YOUR OBJECTIVE -> Reproduce all entries verbatim, with nothing added or dropped.
## Start
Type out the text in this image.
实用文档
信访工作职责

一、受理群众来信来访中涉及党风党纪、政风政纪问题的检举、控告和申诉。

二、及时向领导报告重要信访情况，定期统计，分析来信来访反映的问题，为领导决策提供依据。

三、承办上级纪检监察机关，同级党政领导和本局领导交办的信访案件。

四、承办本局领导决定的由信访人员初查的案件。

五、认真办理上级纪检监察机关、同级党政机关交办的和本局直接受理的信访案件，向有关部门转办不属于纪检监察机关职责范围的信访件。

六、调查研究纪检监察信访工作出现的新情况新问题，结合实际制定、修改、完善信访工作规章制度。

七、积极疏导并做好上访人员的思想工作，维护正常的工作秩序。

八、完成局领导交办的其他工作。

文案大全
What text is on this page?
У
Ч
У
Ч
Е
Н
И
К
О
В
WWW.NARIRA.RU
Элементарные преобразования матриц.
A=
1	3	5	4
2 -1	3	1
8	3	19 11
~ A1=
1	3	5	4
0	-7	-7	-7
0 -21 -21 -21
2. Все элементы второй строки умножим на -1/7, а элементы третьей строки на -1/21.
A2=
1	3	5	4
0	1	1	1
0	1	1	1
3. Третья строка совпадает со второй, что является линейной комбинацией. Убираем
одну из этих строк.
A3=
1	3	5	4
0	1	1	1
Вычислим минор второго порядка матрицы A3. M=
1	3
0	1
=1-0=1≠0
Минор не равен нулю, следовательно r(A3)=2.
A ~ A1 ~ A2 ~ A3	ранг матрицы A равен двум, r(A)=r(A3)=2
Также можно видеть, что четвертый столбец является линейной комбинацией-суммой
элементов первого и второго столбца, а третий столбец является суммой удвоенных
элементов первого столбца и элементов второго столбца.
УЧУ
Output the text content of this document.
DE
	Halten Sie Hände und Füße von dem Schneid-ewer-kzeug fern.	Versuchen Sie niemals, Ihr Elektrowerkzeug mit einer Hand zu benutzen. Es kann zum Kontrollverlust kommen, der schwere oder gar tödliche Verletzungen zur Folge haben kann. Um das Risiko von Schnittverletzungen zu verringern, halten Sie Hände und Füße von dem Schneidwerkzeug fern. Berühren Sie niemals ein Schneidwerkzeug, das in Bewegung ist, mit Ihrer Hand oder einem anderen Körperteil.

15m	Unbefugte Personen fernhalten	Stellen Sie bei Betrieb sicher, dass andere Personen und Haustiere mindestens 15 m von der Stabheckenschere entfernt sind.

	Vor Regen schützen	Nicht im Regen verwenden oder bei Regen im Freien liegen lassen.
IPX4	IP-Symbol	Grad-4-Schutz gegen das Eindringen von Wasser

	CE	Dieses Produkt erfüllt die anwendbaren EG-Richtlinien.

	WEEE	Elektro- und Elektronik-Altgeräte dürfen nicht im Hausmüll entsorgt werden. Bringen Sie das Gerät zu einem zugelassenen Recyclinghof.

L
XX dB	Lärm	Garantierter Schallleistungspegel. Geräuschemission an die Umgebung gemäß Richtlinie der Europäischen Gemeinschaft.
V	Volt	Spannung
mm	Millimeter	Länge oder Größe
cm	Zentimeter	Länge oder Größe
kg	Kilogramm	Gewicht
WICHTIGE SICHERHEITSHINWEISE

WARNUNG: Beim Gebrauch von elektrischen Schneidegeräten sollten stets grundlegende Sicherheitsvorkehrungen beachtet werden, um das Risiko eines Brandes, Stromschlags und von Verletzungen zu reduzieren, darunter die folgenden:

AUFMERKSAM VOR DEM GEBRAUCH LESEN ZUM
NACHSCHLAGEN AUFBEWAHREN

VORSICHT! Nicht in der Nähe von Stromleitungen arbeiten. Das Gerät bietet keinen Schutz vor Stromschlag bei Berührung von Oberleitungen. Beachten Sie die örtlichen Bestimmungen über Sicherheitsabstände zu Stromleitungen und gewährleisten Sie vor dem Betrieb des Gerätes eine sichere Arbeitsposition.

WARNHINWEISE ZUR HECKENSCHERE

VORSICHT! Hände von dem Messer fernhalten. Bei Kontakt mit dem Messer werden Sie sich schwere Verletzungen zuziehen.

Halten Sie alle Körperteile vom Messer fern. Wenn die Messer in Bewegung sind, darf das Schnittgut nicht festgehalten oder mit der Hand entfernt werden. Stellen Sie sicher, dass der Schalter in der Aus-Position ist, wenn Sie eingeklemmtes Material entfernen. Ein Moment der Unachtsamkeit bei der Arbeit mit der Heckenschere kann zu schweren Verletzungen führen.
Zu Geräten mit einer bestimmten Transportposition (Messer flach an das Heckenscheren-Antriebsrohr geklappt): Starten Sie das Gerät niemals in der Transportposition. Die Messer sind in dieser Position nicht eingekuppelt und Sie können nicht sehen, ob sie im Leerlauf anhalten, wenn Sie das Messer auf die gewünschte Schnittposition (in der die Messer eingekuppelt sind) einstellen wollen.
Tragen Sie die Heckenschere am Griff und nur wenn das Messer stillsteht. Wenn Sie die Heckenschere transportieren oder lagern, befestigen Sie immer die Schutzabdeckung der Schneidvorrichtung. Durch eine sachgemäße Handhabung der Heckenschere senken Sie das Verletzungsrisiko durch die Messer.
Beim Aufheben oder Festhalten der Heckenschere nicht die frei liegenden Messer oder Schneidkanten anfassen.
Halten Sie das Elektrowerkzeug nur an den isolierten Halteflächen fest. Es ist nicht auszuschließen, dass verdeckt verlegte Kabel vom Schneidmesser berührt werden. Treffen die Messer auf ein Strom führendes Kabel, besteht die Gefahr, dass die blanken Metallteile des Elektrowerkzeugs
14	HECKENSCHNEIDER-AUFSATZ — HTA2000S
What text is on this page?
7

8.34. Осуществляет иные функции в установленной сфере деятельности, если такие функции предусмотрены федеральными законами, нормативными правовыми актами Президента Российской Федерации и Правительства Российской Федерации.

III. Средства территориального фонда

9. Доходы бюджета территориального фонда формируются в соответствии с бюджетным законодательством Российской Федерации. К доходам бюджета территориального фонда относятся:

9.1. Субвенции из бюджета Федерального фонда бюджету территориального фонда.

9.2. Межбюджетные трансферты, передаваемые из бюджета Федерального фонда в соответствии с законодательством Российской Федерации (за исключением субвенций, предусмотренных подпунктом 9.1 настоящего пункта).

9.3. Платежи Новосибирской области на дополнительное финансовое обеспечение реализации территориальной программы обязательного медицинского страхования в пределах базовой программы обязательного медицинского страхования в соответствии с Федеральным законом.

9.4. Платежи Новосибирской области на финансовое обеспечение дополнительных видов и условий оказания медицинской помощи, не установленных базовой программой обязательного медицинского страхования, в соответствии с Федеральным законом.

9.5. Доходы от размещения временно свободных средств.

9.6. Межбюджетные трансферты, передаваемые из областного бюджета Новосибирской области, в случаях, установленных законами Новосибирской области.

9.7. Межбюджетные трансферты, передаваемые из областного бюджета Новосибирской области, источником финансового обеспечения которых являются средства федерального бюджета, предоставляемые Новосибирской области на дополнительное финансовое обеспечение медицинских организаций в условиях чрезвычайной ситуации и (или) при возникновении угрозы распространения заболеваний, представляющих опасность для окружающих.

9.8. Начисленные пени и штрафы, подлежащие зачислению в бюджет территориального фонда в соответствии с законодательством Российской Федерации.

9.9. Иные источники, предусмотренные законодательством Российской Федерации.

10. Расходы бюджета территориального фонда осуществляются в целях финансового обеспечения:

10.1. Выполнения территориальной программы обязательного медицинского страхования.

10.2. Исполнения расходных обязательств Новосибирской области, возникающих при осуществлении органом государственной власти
## End
ANSWER TO THE EXERCISE ->
Type out the text in this image.
实用文档
信访工作职责

一、受理群众来信来访中涉及党风党纪、政风政纪问题的检举、控告和申诉。

二、及时向领导报告重要信访情况，定期统计，分析来信来访反映的问题，为领导决策提供依据。

三、承办上级纪检监察机关，同级党政领导和本局领导交办的信访案件。

四、承办本局领导决定的由信访人员初查的案件。

五、认真办理上级纪检监察机关、同级党政机关交办的和本局直接受理的信访案件，向有关部门转办不属于纪检监察机关职责范围的信访件。

六、调查研究纪检监察信访工作出现的新情况新问题，结合实际制定、修改、完善信访工作规章制度。

七、积极疏导并做好上访人员的思想工作，维护正常的工作秩序。

八、完成局领导交办的其他工作。

文案大全
What text is on this page?
У
Ч
У
Ч
Е
Н
И
К
О
В
WWW.NARIRA.RU
Элементарные преобразования матриц.
A=
1	3	5	4
2 -1	3	1
8	3	19 11
~ A1=
1	3	5	4
0	-7	-7	-7
0 -21 -21 -21
2. Все элементы второй строки умножим на -1/7, а элементы третьей строки на -1/21.
A2=
1	3	5	4
0	1	1	1
0	1	1	1
3. Третья строка совпадает со второй, что является линейной комбинацией. Убираем
одну из этих строк.
A3=
1	3	5	4
0	1	1	1
Вычислим минор второго порядка матрицы A3. M=
1	3
0	1
=1-0=1≠0
Минор не равен нулю, следовательно r(A3)=2.
A ~ A1 ~ A2 ~ A3	ранг матрицы A равен двум, r(A)=r(A3)=2
Также можно видеть, что четвертый столбец является линейной комбинацией-суммой
элементов первого и второго столбца, а третий столбец является суммой удвоенных
элементов первого столбца и элементов второго столбца.
УЧУ
Output the text content of this document.
DE
	Halten Sie Hände und Füße von dem Schneid-ewer-kzeug fern.	Versuchen Sie niemals, Ihr Elektrowerkzeug mit einer Hand zu benutzen. Es kann zum Kontrollverlust kommen, der schwere oder gar tödliche Verletzungen zur Folge haben kann. Um das Risiko von Schnittverletzungen zu verringern, halten Sie Hände und Füße von dem Schneidwerkzeug fern. Berühren Sie niemals ein Schneidwerkzeug, das in Bewegung ist, mit Ihrer Hand oder einem anderen Körperteil.

15m	Unbefugte Personen fernhalten	Stellen Sie bei Betrieb sicher, dass andere Personen und Haustiere mindestens 15 m von der Stabheckenschere entfernt sind.

	Vor Regen schützen	Nicht im Regen verwenden oder bei Regen im Freien liegen lassen.
IPX4	IP-Symbol	Grad-4-Schutz gegen das Eindringen von Wasser

	CE	Dieses Produkt erfüllt die anwendbaren EG-Richtlinien.

	WEEE	Elektro- und Elektronik-Altgeräte dürfen nicht im Hausmüll entsorgt werden. Bringen Sie das Gerät zu einem zugelassenen Recyclinghof.

L
XX dB	Lärm	Garantierter Schallleistungspegel. Geräuschemission an die Umgebung gemäß Richtlinie der Europäischen Gemeinschaft.
V	Volt	Spannung
mm	Millimeter	Länge oder Größe
cm	Zentimeter	Länge oder Größe
kg	Kilogramm	Gewicht
WICHTIGE SICHERHEITSHINWEISE

WARNUNG: Beim Gebrauch von elektrischen Schneidegeräten sollten stets grundlegende Sicherheitsvorkehrungen beachtet werden, um das Risiko eines Brandes, Stromschlags und von Verletzungen zu reduzieren, darunter die folgenden:

AUFMERKSAM VOR DEM GEBRAUCH LESEN ZUM
NACHSCHLAGEN AUFBEWAHREN

VORSICHT! Nicht in der Nähe von Stromleitungen arbeiten. Das Gerät bietet keinen Schutz vor Stromschlag bei Berührung von Oberleitungen. Beachten Sie die örtlichen Bestimmungen über Sicherheitsabstände zu Stromleitungen und gewährleisten Sie vor dem Betrieb des Gerätes eine sichere Arbeitsposition.

WARNHINWEISE ZUR HECKENSCHERE

VORSICHT! Hände von dem Messer fernhalten. Bei Kontakt mit dem Messer werden Sie sich schwere Verletzungen zuziehen.

Halten Sie alle Körperteile vom Messer fern. Wenn die Messer in Bewegung sind, darf das Schnittgut nicht festgehalten oder mit der Hand entfernt werden. Stellen Sie sicher, dass der Schalter in der Aus-Position ist, wenn Sie eingeklemmtes Material entfernen. Ein Moment der Unachtsamkeit bei der Arbeit mit der Heckenschere kann zu schweren Verletzungen führen.
Zu Geräten mit einer bestimmten Transportposition (Messer flach an das Heckenscheren-Antriebsrohr geklappt): Starten Sie das Gerät niemals in der Transportposition. Die Messer sind in dieser Position nicht eingekuppelt und Sie können nicht sehen, ob sie im Leerlauf anhalten, wenn Sie das Messer auf die gewünschte Schnittposition (in der die Messer eingekuppelt sind) einstellen wollen.
Tragen Sie die Heckenschere am Griff und nur wenn das Messer stillsteht. Wenn Sie die Heckenschere transportieren oder lagern, befestigen Sie immer die Schutzabdeckung der Schneidvorrichtung. Durch eine sachgemäße Handhabung der Heckenschere senken Sie das Verletzungsrisiko durch die Messer.
Beim Aufheben oder Festhalten der Heckenschere nicht die frei liegenden Messer oder Schneidkanten anfassen.
Halten Sie das Elektrowerkzeug nur an den isolierten Halteflächen fest. Es ist nicht auszuschließen, dass verdeckt verlegte Kabel vom Schneidmesser berührt werden. Treffen die Messer auf ein Strom führendes Kabel, besteht die Gefahr, dass die blanken Metallteile des Elektrowerkzeugs
14	HECKENSCHNEIDER-AUFSATZ — HTA2000S
What text is on this page?
7

8.34. Осуществляет иные функции в установленной сфере деятельности, если такие функции предусмотрены федеральными законами, нормативными правовыми актами Президента Российской Федерации и Правительства Российской Федерации.

III. Средства территориального фонда

9. Доходы бюджета территориального фонда формируются в соответствии с бюджетным законодательством Российской Федерации. К доходам бюджета территориального фонда относятся:

9.1. Субвенции из бюджета Федерального фонда бюджету территориального фонда.

9.2. Межбюджетные трансферты, передаваемые из бюджета Федерального фонда в соответствии с законодательством Российской Федерации (за исключением субвенций, предусмотренных подпунктом 9.1 настоящего пункта).

9.3. Платежи Новосибирской области на дополнительное финансовое обеспечение реализации территориальной программы обязательного медицинского страхования в пределах базовой программы обязательного медицинского страхования в соответствии с Федеральным законом.

9.4. Платежи Новосибирской области на финансовое обеспечение дополнительных видов и условий оказания медицинской помощи, не установленных базовой программой обязательного медицинского страхования, в соответствии с Федеральным законом.

9.5. Доходы от размещения временно свободных средств.

9.6. Межбюджетные трансферты, передаваемые из областного бюджета Новосибирской области, в случаях, установленных законами Новосибирской области.

9.7. Межбюджетные трансферты, передаваемые из областного бюджета Новосибирской области, источником финансового обеспечения которых являются средства федерального бюджета, предоставляемые Новосибирской области на дополнительное финансовое обеспечение медицинских организаций в условиях чрезвычайной ситуации и (или) при возникновении угрозы распространения заболеваний, представляющих опасность для окружающих.

9.8. Начисленные пени и штрафы, подлежащие зачислению в бюджет территориального фонда в соответствии с законодательством Российской Федерации.

9.9. Иные источники, предусмотренные законодательством Российской Федерации.

10. Расходы бюджета территориального фонда осуществляются в целях финансового обеспечения:

10.1. Выполнения территориальной программы обязательного медицинского страхования.

10.2. Исполнения расходных обязательств Новосибирской области, возникающих при осуществлении органом государственной власти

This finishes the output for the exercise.